Jeudi 22 avril 2010
4
22
/04
/Avr
/2010
11:29
On utilise les lettres sans savoir à quoi elles réfèrent en réalité. Elles se changent en mots qui se déconnectent progressivement de la réalité.
Ils deviennent buées et nous enveloppent, nous caressent, nous chatouillent parfois. Ils deviennent des sortes d’arithmétiques auxquelles on ajoute un « s » au pluriel, un
« emment » pour qu’ils deviennent des adverbes et que on ne les accordent plus (enfin…). Parfois on en colle quelques uns avec un tiret et on sourit de voir enfin un
« cerf-volant » nommé, ou une « chauve-souris » prendre son envol. On peut enfin crier à cet idiot qu’il est
« casse-pied » sans se sentir grossier…
Mais ces lettres assemblées ne restent que des paroles. Il est rare qu’elles se matérialisent. Ces mots
demeurent fumée et vapeur et meublent tranquillement notre quotidien sans qu’on ne les interrogent plus sur leur véritable sens. Rare sont ceux qui nous heurtent, qui nous choquent, qui nous
effraient.

::::::::::

▸ **VOTRE OBJECTIF**: Recopiez à l'identique le passage du texte sur les mots ci-dessus, en commençant aux mots « Jeudi 22 avril » et en vous arrêtant après « de la réalité. ».

::::::::::

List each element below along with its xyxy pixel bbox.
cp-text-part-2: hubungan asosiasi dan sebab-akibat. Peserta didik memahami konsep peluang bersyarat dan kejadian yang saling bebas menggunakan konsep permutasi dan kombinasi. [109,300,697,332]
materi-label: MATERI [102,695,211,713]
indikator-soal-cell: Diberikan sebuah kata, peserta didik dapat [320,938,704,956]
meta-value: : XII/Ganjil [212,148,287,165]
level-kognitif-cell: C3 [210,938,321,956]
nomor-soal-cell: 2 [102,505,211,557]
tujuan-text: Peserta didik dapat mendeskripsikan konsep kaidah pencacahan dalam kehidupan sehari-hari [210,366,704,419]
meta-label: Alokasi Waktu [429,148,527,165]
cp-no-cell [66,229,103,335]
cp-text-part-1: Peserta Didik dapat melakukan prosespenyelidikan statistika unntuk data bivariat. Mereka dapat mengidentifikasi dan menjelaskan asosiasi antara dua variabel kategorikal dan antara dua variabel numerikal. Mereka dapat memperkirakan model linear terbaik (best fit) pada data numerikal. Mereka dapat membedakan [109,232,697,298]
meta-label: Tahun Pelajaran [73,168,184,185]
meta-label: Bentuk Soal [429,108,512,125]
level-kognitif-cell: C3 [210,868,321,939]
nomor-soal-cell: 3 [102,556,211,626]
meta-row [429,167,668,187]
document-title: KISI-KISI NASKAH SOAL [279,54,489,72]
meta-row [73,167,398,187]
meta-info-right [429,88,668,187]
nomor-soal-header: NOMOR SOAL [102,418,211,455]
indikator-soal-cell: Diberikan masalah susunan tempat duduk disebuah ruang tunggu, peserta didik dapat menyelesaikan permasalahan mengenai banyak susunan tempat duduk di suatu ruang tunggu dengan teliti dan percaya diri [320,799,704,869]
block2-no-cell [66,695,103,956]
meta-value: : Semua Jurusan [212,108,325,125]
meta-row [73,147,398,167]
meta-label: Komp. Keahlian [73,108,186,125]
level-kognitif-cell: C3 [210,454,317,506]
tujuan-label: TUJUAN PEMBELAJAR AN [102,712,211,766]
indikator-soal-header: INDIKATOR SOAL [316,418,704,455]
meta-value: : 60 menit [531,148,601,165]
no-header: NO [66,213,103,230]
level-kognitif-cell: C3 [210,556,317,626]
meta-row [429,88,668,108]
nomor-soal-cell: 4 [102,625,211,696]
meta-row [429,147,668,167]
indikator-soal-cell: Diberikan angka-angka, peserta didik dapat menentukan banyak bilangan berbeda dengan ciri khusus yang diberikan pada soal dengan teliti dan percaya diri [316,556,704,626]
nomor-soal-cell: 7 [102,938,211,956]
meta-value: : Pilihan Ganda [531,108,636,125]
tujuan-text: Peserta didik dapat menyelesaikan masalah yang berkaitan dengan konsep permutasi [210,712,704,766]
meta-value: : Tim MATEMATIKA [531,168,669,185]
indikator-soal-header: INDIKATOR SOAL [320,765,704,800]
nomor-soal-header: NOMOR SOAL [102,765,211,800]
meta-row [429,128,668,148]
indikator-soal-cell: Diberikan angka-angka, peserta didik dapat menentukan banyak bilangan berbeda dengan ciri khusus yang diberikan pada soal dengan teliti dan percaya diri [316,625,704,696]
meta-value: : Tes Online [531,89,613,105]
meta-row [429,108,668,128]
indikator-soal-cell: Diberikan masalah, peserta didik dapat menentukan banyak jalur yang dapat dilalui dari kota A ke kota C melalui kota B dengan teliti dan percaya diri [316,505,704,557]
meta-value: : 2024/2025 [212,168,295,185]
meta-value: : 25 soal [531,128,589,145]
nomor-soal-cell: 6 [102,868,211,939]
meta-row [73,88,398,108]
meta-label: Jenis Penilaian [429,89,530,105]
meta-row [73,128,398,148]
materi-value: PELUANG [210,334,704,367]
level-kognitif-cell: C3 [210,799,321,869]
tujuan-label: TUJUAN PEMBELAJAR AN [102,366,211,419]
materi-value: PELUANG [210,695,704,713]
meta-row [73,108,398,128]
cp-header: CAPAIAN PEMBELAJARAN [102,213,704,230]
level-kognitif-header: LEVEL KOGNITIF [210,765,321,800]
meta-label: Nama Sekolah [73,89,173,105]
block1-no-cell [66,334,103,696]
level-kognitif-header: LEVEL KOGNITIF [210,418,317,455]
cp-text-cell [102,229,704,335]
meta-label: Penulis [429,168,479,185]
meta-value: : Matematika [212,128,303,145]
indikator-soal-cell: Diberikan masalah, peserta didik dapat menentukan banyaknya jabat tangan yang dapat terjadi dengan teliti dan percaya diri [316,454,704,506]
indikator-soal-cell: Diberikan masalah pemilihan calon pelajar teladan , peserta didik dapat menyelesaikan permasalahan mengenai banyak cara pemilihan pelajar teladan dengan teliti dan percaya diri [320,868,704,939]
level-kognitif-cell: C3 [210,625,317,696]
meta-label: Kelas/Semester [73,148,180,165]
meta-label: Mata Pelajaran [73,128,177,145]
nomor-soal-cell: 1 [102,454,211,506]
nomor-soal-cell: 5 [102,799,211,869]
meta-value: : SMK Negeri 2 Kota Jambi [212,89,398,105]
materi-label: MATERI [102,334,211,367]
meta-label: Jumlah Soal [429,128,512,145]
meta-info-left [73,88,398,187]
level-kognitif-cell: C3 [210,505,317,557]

::::::::::

▸ **RÉPONSE AU PROBLÈME**:
Jeudi 22 avril 2010
4
22
/04
/Avr
/2010
11:29
On utilise les lettres sans savoir à quoi elles réfèrent en réalité. Elles se changent en mots qui se déconnectent progressivement de la réalité.